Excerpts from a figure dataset
****
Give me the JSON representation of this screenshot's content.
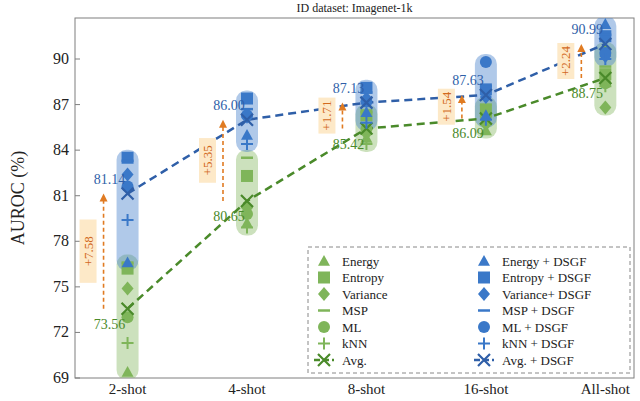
{
  "chart_data": {
    "type": "line",
    "title": "ID dataset: Imagenet-1k",
    "y_label": "AUROC (%)",
    "categories": [
      "2-shot",
      "4-shot",
      "8-shot",
      "16-shot",
      "All-shot"
    ],
    "ylim": [
      69,
      92.7
    ],
    "yticks": [
      69,
      72,
      75,
      78,
      81,
      84,
      87,
      90
    ],
    "grid": false,
    "legend": "bottom-right",
    "annotations": [
      "+7.58",
      "+5.35",
      "+1.71",
      "+1.54",
      "+2.24"
    ],
    "series": [
      {
        "name": "Energy",
        "type": "scatter",
        "marker": "triangle",
        "color": "#7fb55a",
        "values": [
          69.4,
          79.2,
          84.8,
          85.3,
          90.6
        ]
      },
      {
        "name": "Entropy",
        "type": "scatter",
        "marker": "square",
        "color": "#7fb55a",
        "values": [
          76.2,
          82.3,
          86.3,
          86.6,
          89.0
        ]
      },
      {
        "name": "Variance",
        "type": "scatter",
        "marker": "diamond",
        "color": "#7fb55a",
        "values": [
          74.9,
          80.2,
          85.1,
          85.7,
          86.8
        ]
      },
      {
        "name": "MSP",
        "type": "scatter",
        "marker": "dash",
        "color": "#7fb55a",
        "values": [
          76.6,
          83.5,
          86.5,
          87.0,
          89.5
        ]
      },
      {
        "name": "ML",
        "type": "scatter",
        "marker": "circle",
        "color": "#7fb55a",
        "values": [
          73.0,
          79.8,
          85.4,
          86.2,
          88.4
        ]
      },
      {
        "name": "kNN",
        "type": "scatter",
        "marker": "plus",
        "color": "#7fb55a",
        "values": [
          71.3,
          78.9,
          84.4,
          85.7,
          88.2
        ]
      },
      {
        "name": "Avg.",
        "type": "line",
        "marker": "x",
        "line_style": "dashed",
        "color": "#4a8a2a",
        "data_labels": true,
        "values": [
          73.56,
          80.65,
          85.42,
          86.09,
          88.75
        ]
      },
      {
        "name": "Energy + DSGF",
        "type": "scatter",
        "marker": "triangle",
        "color": "#3a78c8",
        "values": [
          76.6,
          85.0,
          86.5,
          86.3,
          92.3
        ]
      },
      {
        "name": "Entropy + DSGF",
        "type": "scatter",
        "marker": "square",
        "color": "#3a78c8",
        "values": [
          83.5,
          87.4,
          88.1,
          88.0,
          91.5
        ]
      },
      {
        "name": "Variance+ DSGF",
        "type": "scatter",
        "marker": "diamond",
        "color": "#3a78c8",
        "values": [
          82.4,
          86.2,
          87.4,
          87.5,
          90.2
        ]
      },
      {
        "name": "MSP + DSGF",
        "type": "scatter",
        "marker": "dash",
        "color": "#3a78c8",
        "values": [
          83.3,
          86.7,
          87.8,
          88.2,
          91.6
        ]
      },
      {
        "name": "ML + DSGF",
        "type": "scatter",
        "marker": "circle",
        "color": "#3a78c8",
        "values": [
          81.6,
          86.3,
          87.2,
          89.8,
          90.4
        ]
      },
      {
        "name": "kNN + DSGF",
        "type": "scatter",
        "marker": "plus",
        "color": "#3a78c8",
        "values": [
          79.4,
          84.4,
          85.8,
          86.0,
          90.0
        ]
      },
      {
        "name": "Avg. + DSGF",
        "type": "line",
        "marker": "x",
        "line_style": "dashed",
        "color": "#2f5fa8",
        "data_labels": true,
        "values": [
          81.14,
          86.0,
          87.13,
          87.63,
          90.99
        ],
        "value_labels": [
          "81.14",
          "86.00",
          "87.13",
          "87.63",
          "90.99"
        ]
      }
    ]
  }
}
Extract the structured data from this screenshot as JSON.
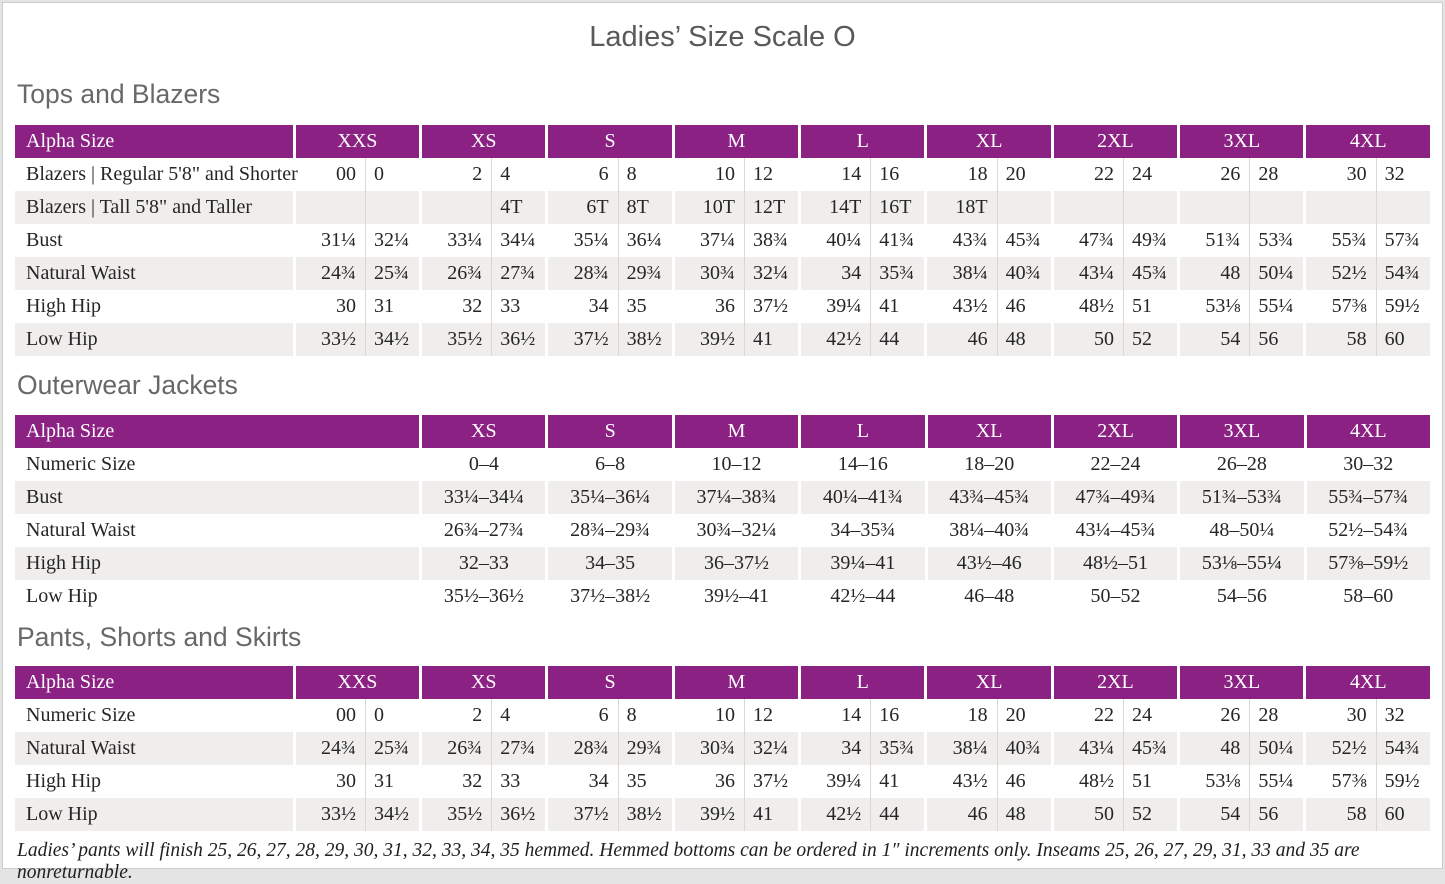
****
TASK REQUIREMENTS: Each record above should be copied character for character, with pictures dropped.

WRITTEN SOLUTION:
Give me the JSON representation of this screenshot's content.
{
  "chart_data": {
    "type": "line",
    "title": "ID dataset: Imagenet-1k",
    "y_label": "AUROC (%)",
    "categories": [
      "2-shot",
      "4-shot",
      "8-shot",
      "16-shot",
      "All-shot"
    ],
    "ylim": [
      69,
      92.7
    ],
    "yticks": [
      69,
      72,
      75,
      78,
      81,
      84,
      87,
      90
    ],
    "grid": false,
    "legend": "bottom-right",
    "annotations": [
      "+7.58",
      "+5.35",
      "+1.71",
      "+1.54",
      "+2.24"
    ],
    "series": [
      {
        "name": "Energy",
        "type": "scatter",
        "marker": "triangle",
        "color": "#7fb55a",
        "values": [
          69.4,
          79.2,
          84.8,
          85.3,
          90.6
        ]
      },
      {
        "name": "Entropy",
        "type": "scatter",
        "marker": "square",
        "color": "#7fb55a",
        "values": [
          76.2,
          82.3,
          86.3,
          86.6,
          89.0
        ]
      },
      {
        "name": "Variance",
        "type": "scatter",
        "marker": "diamond",
        "color": "#7fb55a",
        "values": [
          74.9,
          80.2,
          85.1,
          85.7,
          86.8
        ]
      },
      {
        "name": "MSP",
        "type": "scatter",
        "marker": "dash",
        "color": "#7fb55a",
        "values": [
          76.6,
          83.5,
          86.5,
          87.0,
          89.5
        ]
      },
      {
        "name": "ML",
        "type": "scatter",
        "marker": "circle",
        "color": "#7fb55a",
        "values": [
          73.0,
          79.8,
          85.4,
          86.2,
          88.4
        ]
      },
      {
        "name": "kNN",
        "type": "scatter",
        "marker": "plus",
        "color": "#7fb55a",
        "values": [
          71.3,
          78.9,
          84.4,
          85.7,
          88.2
        ]
      },
      {
        "name": "Avg.",
        "type": "line",
        "marker": "x",
        "line_style": "dashed",
        "color": "#4a8a2a",
        "data_labels": true,
        "values": [
          73.56,
          80.65,
          85.42,
          86.09,
          88.75
        ]
      },
      {
        "name": "Energy + DSGF",
        "type": "scatter",
        "marker": "triangle",
        "color": "#3a78c8",
        "values": [
          76.6,
          85.0,
          86.5,
          86.3,
          92.3
        ]
      },
      {
        "name": "Entropy + DSGF",
        "type": "scatter",
        "marker": "square",
        "color": "#3a78c8",
        "values": [
          83.5,
          87.4,
          88.1,
          88.0,
          91.5
        ]
      },
      {
        "name": "Variance+ DSGF",
        "type": "scatter",
        "marker": "diamond",
        "color": "#3a78c8",
        "values": [
          82.4,
          86.2,
          87.4,
          87.5,
          90.2
        ]
      },
      {
        "name": "MSP + DSGF",
        "type": "scatter",
        "marker": "dash",
        "color": "#3a78c8",
        "values": [
          83.3,
          86.7,
          87.8,
          88.2,
          91.6
        ]
      },
      {
        "name": "ML + DSGF",
        "type": "scatter",
        "marker": "circle",
        "color": "#3a78c8",
        "values": [
          81.6,
          86.3,
          87.2,
          89.8,
          90.4
        ]
      },
      {
        "name": "kNN + DSGF",
        "type": "scatter",
        "marker": "plus",
        "color": "#3a78c8",
        "values": [
          79.4,
          84.4,
          85.8,
          86.0,
          90.0
        ]
      },
      {
        "name": "Avg. + DSGF",
        "type": "line",
        "marker": "x",
        "line_style": "dashed",
        "color": "#2f5fa8",
        "data_labels": true,
        "values": [
          81.14,
          86.0,
          87.13,
          87.63,
          90.99
        ],
        "value_labels": [
          "81.14",
          "86.00",
          "87.13",
          "87.63",
          "90.99"
        ]
      }
    ]
  }
}
Extract the structured data from this screenshot as JSON.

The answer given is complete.